Exercise → Give only a count of the lines that include the string "title".

━━━━━ Source material ━━━━━

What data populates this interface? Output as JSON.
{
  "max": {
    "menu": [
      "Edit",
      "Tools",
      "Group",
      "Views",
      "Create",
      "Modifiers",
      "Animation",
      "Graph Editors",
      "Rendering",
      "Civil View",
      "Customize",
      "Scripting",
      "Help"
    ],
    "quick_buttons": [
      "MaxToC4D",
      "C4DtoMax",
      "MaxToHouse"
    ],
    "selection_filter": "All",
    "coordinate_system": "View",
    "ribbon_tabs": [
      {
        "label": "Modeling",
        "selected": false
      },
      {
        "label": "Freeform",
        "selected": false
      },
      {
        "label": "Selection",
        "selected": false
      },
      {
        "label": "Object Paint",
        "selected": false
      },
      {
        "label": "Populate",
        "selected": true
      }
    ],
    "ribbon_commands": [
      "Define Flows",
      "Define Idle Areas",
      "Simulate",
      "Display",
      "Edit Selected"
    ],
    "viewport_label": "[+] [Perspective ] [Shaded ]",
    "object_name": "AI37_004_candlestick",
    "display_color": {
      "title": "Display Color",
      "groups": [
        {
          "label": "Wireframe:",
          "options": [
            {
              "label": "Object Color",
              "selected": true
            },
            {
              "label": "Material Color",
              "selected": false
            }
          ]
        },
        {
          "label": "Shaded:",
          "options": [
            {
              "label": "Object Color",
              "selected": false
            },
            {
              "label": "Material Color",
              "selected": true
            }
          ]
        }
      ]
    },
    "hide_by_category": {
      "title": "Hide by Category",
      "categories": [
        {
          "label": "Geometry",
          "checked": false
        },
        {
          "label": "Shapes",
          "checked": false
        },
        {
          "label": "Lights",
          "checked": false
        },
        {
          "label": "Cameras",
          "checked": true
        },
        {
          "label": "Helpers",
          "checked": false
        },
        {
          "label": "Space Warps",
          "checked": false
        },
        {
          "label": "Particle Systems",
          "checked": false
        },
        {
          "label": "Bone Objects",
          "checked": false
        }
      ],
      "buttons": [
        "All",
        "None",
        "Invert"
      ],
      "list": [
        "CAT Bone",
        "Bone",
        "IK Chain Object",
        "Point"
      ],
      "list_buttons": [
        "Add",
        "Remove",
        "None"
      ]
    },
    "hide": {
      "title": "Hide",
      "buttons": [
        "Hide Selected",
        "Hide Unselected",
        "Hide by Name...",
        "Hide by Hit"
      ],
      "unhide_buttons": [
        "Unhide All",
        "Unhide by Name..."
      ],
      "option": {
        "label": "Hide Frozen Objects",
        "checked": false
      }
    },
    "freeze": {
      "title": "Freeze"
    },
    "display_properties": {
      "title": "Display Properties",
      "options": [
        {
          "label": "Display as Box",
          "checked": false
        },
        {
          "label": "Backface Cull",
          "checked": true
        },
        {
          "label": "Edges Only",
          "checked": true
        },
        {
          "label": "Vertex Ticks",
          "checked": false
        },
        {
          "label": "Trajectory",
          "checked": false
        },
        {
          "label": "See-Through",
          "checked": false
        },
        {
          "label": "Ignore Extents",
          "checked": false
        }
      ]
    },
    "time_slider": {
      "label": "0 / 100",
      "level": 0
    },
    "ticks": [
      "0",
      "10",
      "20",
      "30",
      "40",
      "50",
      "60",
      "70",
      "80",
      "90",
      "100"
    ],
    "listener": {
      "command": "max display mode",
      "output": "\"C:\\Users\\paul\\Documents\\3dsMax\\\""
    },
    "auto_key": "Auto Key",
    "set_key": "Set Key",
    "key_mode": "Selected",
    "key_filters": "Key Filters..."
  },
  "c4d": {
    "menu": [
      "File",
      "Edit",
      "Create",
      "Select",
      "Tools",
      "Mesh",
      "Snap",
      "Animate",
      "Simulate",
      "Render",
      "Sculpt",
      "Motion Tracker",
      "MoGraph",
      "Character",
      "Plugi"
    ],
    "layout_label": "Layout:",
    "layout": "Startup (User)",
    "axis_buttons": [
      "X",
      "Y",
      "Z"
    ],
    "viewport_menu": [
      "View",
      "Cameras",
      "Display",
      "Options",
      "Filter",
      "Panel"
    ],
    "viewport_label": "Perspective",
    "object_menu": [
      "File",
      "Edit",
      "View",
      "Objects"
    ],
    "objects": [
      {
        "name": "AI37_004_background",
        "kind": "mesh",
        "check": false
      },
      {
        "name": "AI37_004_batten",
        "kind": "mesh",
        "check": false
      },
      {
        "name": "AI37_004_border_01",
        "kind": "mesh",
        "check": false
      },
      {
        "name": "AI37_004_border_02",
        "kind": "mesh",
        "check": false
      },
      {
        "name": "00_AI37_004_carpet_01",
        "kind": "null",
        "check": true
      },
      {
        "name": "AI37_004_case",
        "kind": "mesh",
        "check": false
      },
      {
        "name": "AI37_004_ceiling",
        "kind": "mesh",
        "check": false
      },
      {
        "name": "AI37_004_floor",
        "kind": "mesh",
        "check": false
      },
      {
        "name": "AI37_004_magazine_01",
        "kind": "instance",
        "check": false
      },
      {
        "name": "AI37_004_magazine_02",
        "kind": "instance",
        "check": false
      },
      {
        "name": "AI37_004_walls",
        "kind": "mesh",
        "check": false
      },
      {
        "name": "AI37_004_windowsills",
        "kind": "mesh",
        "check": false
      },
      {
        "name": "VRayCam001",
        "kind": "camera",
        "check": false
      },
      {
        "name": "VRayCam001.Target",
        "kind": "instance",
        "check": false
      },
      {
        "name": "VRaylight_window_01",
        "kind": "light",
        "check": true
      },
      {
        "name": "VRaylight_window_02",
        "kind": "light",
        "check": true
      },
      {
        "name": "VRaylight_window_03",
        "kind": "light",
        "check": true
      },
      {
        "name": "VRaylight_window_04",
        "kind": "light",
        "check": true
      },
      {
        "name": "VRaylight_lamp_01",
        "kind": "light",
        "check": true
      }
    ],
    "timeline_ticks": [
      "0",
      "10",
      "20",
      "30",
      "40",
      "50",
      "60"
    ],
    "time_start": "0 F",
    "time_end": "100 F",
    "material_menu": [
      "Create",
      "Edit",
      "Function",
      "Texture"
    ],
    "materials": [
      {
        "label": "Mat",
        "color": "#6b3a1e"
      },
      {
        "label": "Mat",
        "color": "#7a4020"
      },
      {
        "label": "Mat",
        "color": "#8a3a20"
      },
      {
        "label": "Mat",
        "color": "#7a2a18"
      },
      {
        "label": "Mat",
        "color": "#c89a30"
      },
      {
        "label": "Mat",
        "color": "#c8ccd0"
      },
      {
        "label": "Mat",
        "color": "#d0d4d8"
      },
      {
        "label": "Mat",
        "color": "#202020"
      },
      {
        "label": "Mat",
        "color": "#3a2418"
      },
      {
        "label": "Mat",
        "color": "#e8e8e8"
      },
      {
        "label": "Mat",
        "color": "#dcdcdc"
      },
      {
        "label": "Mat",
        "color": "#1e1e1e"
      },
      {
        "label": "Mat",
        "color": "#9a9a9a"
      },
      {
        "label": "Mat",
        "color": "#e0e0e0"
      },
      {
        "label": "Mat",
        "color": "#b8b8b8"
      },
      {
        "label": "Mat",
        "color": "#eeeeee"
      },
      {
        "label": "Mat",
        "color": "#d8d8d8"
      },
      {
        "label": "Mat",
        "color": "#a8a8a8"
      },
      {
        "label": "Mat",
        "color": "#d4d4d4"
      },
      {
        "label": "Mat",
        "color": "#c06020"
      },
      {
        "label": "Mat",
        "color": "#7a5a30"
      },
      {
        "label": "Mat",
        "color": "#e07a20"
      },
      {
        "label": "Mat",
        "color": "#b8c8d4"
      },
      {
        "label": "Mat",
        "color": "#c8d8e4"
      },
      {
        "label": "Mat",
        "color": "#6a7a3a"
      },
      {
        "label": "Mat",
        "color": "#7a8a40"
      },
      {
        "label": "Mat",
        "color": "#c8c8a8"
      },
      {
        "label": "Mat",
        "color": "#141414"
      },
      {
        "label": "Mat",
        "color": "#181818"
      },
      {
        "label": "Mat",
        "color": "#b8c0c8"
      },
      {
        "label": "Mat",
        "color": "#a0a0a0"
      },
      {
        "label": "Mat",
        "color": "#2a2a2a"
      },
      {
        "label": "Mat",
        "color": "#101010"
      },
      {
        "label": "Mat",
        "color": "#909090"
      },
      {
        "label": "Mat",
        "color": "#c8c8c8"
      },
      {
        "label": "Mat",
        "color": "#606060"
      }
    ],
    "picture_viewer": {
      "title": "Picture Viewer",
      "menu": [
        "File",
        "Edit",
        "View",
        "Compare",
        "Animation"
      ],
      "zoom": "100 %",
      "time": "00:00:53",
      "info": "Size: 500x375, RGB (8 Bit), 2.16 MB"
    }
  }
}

━━━━━

Solution → 6